*What you will do*: Reproduce only the lines from the line containing "OCR this image." to the end of the entries below, including both of those lines.

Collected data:
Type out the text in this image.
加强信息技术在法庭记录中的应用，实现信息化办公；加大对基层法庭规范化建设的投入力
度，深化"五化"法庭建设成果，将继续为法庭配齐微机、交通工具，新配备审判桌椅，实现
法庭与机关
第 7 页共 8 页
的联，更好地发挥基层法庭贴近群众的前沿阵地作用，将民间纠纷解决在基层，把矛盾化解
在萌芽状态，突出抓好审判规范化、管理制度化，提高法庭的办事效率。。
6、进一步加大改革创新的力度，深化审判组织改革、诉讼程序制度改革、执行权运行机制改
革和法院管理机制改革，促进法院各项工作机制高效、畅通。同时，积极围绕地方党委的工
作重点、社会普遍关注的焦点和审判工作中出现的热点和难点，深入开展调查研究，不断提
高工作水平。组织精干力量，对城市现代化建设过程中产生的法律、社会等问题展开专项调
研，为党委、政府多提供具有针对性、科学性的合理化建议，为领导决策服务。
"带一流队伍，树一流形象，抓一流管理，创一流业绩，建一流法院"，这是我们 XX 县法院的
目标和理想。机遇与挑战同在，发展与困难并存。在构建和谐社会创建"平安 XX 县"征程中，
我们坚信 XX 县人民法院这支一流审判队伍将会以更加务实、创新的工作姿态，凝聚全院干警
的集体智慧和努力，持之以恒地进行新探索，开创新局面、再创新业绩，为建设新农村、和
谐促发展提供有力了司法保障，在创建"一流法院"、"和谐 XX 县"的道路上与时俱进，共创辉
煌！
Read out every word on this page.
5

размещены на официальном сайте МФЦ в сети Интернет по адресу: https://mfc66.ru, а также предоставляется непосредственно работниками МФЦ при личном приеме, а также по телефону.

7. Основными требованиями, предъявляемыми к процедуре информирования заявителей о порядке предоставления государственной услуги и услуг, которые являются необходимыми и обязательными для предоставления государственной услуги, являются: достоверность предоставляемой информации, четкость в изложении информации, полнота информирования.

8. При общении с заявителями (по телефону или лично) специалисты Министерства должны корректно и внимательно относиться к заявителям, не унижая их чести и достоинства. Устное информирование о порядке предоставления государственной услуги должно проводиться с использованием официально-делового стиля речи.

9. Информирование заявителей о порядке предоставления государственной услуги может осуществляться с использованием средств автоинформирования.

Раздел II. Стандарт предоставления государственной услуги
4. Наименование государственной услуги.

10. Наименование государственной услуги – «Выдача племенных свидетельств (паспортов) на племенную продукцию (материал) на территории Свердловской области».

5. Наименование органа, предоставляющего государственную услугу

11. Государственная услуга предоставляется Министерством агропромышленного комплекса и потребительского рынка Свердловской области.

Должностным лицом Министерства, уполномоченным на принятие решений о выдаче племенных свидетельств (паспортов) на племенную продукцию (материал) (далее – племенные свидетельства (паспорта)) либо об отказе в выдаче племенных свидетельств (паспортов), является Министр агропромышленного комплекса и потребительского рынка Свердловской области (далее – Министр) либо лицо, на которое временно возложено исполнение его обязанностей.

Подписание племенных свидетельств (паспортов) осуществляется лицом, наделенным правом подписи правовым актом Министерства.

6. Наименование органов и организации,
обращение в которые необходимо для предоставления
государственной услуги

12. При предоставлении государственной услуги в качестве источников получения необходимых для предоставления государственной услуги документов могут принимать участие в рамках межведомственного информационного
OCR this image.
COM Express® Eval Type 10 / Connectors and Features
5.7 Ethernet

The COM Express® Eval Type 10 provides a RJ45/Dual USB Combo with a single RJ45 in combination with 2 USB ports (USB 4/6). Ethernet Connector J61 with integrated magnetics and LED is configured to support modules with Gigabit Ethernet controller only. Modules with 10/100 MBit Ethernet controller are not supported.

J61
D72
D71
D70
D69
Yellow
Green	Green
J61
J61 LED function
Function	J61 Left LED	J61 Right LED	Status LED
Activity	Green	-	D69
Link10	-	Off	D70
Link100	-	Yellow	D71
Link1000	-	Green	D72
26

*The reply*:
OCR this image.
COM Express® Eval Type 10 / Connectors and Features
5.7 Ethernet

The COM Express® Eval Type 10 provides a RJ45/Dual USB Combo with a single RJ45 in combination with 2 USB ports (USB 4/6). Ethernet Connector J61 with integrated magnetics and LED is configured to support modules with Gigabit Ethernet controller only. Modules with 10/100 MBit Ethernet controller are not supported.

J61
D72
D71
D70
D69
Yellow
Green	Green
J61
J61 LED function
Function	J61 Left LED	J61 Right LED	Status LED
Activity	Green	-	D69
Link10	-	Off	D70
Link100	-	Yellow	D71
Link1000	-	Green	D72
26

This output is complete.